**WHAT YOU SHOULD DO**
Return every entry exactly.

▬▬▬▬▬▬▬▬▬▬

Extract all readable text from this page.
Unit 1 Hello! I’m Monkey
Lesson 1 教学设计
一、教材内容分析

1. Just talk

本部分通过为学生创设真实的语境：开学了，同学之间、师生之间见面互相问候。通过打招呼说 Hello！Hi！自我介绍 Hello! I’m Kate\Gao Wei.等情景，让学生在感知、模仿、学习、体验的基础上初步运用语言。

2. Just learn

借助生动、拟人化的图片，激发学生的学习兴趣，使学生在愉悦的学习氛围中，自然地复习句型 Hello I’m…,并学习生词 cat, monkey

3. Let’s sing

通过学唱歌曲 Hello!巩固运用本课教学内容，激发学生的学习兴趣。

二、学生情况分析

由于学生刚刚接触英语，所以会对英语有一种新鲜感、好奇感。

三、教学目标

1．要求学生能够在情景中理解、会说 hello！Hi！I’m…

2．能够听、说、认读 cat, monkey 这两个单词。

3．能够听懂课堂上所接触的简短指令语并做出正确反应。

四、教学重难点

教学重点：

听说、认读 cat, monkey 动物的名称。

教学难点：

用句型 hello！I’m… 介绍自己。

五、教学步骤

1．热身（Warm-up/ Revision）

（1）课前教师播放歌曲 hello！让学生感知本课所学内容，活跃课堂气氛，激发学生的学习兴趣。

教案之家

▬▬▬▬▬▬▬▬▬▬

**WRITTEN ANSWER**
Extract all readable text from this page.
Unit 1 Hello! I’m Monkey
Lesson 1 教学设计
一、教材内容分析

1. Just talk

本部分通过为学生创设真实的语境：开学了，同学之间、师生之间见面互相问候。通过打招呼说 Hello！Hi！自我介绍 Hello! I’m Kate\Gao Wei.等情景，让学生在感知、模仿、学习、体验的基础上初步运用语言。

2. Just learn

借助生动、拟人化的图片，激发学生的学习兴趣，使学生在愉悦的学习氛围中，自然地复习句型 Hello I’m…,并学习生词 cat, monkey

3. Let’s sing

通过学唱歌曲 Hello!巩固运用本课教学内容，激发学生的学习兴趣。

二、学生情况分析

由于学生刚刚接触英语，所以会对英语有一种新鲜感、好奇感。

三、教学目标

1．要求学生能够在情景中理解、会说 hello！Hi！I’m…

2．能够听、说、认读 cat, monkey 这两个单词。

3．能够听懂课堂上所接触的简短指令语并做出正确反应。

四、教学重难点

教学重点：

听说、认读 cat, monkey 动物的名称。

教学难点：

用句型 hello！I’m… 介绍自己。

五、教学步骤

1．热身（Warm-up/ Revision）

（1）课前教师播放歌曲 hello！让学生感知本课所学内容，活跃课堂气氛，激发学生的学习兴趣。

教案之家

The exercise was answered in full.